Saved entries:
□ □ □ □ □ □ □

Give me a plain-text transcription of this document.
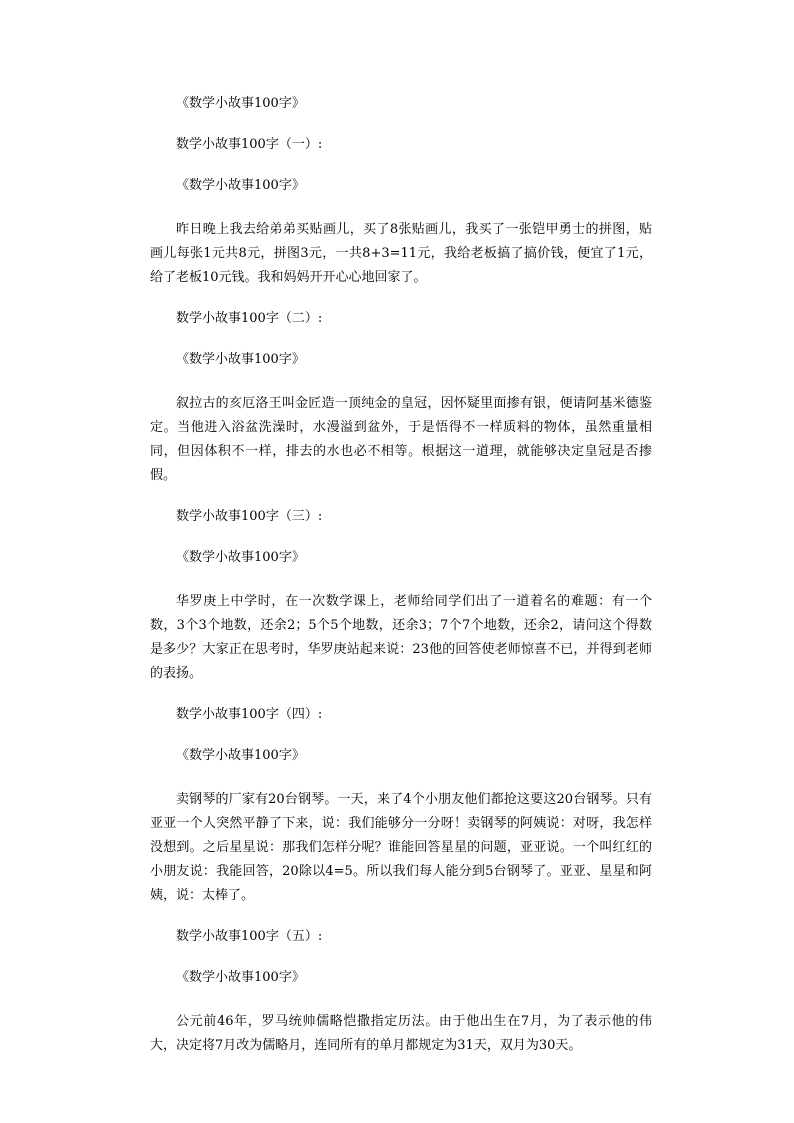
《数学小故事100字》

数学小故事100字（一）:

《数学小故事100字》

昨日晚上我去给弟弟买贴画儿，买了8张贴画儿，我买了一张铠甲勇士的拼图，贴画儿每张1元共8元，拼图3元，一共8+3=11元，我给老板搞了搞价钱，便宜了1元，给了老板10元钱。我和妈妈开开心心地回家了。

数学小故事100字（二）:

《数学小故事100字》

叙拉古的亥厄洛王叫金匠造一顶纯金的皇冠，因怀疑里面掺有银，便请阿基米德鉴定。当他进入浴盆洗澡时，水漫溢到盆外，于是悟得不一样质料的物体，虽然重量相同，但因体积不一样，排去的水也必不相等。根据这一道理，就能够决定皇冠是否掺假。

数学小故事100字（三）:

《数学小故事100字》

华罗庚上中学时，在一次数学课上，老师给同学们出了一道着名的难题：有一个数，3个3个地数，还余2；5个5个地数，还余3；7个7个地数，还余2，请问这个得数是多少？大家正在思考时，华罗庚站起来说：23他的回答使老师惊喜不已，并得到老师的表扬。

数学小故事100字（四）:

《数学小故事100字》

卖钢琴的厂家有20台钢琴。一天，来了4个小朋友他们都抢这要这20台钢琴。只有亚亚一个人突然平静了下来，说：我们能够分一分呀！卖钢琴的阿姨说：对呀，我怎样没想到。之后星星说：那我们怎样分呢？谁能回答星星的问题，亚亚说。一个叫红红的小朋友说：我能回答，20除以4=5。所以我们每人能分到5台钢琴了。亚亚、星星和阿姨，说：太棒了。

数学小故事100字（五）:

《数学小故事100字》

公元前46年，罗马统帅儒略恺撒指定历法。由于他出生在7月，为了表示他的伟大，决定将7月改为儒略月，连同所有的单月都规定为31天，双月为30天。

□ □ □ □ □ □ □

▶ [Exercise task] Leave the pictures out and write out every entry exactly as given.

▶ [The result]
Give me a plain-text transcription of this document.
《数学小故事100字》

数学小故事100字（一）:

《数学小故事100字》

昨日晚上我去给弟弟买贴画儿，买了8张贴画儿，我买了一张铠甲勇士的拼图，贴画儿每张1元共8元，拼图3元，一共8+3=11元，我给老板搞了搞价钱，便宜了1元，给了老板10元钱。我和妈妈开开心心地回家了。

数学小故事100字（二）:

《数学小故事100字》

叙拉古的亥厄洛王叫金匠造一顶纯金的皇冠，因怀疑里面掺有银，便请阿基米德鉴定。当他进入浴盆洗澡时，水漫溢到盆外，于是悟得不一样质料的物体，虽然重量相同，但因体积不一样，排去的水也必不相等。根据这一道理，就能够决定皇冠是否掺假。

数学小故事100字（三）:

《数学小故事100字》

华罗庚上中学时，在一次数学课上，老师给同学们出了一道着名的难题：有一个数，3个3个地数，还余2；5个5个地数，还余3；7个7个地数，还余2，请问这个得数是多少？大家正在思考时，华罗庚站起来说：23他的回答使老师惊喜不已，并得到老师的表扬。

数学小故事100字（四）:

《数学小故事100字》

卖钢琴的厂家有20台钢琴。一天，来了4个小朋友他们都抢这要这20台钢琴。只有亚亚一个人突然平静了下来，说：我们能够分一分呀！卖钢琴的阿姨说：对呀，我怎样没想到。之后星星说：那我们怎样分呢？谁能回答星星的问题，亚亚说。一个叫红红的小朋友说：我能回答，20除以4=5。所以我们每人能分到5台钢琴了。亚亚、星星和阿姨，说：太棒了。

数学小故事100字（五）:

《数学小故事100字》

公元前46年，罗马统帅儒略恺撒指定历法。由于他出生在7月，为了表示他的伟大，决定将7月改为儒略月，连同所有的单月都规定为31天，双月为30天。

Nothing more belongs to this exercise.